§ WHAT YOU NEED TO DO
Every line with the word "into" in it should be extracted from the data that follows.

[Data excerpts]
— BEGIN —

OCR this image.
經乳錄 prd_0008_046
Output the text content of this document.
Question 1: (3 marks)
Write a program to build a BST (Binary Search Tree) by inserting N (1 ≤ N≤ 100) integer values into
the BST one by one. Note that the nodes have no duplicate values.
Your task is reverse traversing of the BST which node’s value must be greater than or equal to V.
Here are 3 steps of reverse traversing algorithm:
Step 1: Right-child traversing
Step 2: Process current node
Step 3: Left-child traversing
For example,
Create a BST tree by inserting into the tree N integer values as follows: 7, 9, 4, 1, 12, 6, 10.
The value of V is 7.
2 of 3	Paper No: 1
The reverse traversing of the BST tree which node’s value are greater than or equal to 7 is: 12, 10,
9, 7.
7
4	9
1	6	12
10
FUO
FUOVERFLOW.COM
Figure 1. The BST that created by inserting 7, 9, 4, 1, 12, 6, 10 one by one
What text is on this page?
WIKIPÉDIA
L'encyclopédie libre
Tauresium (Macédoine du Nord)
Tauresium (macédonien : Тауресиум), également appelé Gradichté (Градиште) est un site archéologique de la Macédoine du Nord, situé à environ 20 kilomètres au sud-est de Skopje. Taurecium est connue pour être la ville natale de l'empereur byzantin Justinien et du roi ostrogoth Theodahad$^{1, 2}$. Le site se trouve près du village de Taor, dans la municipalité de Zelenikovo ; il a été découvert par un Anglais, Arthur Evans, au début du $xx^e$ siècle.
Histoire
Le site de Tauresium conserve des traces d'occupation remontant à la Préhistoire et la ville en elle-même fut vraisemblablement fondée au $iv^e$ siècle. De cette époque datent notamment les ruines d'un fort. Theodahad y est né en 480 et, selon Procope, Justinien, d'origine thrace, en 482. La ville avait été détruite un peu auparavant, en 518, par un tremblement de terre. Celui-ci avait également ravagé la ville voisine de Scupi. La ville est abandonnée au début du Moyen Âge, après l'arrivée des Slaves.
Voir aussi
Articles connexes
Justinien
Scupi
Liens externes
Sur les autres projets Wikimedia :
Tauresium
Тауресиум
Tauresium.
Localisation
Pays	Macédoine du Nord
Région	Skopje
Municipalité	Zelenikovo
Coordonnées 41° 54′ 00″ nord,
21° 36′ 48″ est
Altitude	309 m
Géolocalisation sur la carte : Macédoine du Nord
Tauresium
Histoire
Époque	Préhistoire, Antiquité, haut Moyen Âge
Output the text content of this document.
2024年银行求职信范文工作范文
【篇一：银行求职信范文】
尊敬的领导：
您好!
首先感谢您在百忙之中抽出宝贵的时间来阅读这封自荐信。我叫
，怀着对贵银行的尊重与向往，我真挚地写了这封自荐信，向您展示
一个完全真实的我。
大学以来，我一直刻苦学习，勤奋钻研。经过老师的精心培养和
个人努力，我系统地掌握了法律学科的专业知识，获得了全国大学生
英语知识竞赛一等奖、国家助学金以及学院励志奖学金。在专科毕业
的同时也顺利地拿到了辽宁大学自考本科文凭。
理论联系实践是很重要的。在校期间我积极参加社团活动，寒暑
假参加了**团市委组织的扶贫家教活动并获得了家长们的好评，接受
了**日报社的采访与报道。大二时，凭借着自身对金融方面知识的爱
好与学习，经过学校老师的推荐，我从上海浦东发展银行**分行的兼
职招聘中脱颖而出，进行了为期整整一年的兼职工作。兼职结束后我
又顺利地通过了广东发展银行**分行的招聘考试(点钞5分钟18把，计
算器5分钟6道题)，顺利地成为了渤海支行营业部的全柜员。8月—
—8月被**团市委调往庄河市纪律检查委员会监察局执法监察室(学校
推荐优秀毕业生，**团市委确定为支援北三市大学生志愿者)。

— END —

§ TASK RESULT
Write a program to build a BST (Binary Search Tree) by inserting N (1 ≤ N≤ 100) integer values into
Create a BST tree by inserting into the tree N integer values as follows: 7, 9, 4, 1, 12, 6, 10.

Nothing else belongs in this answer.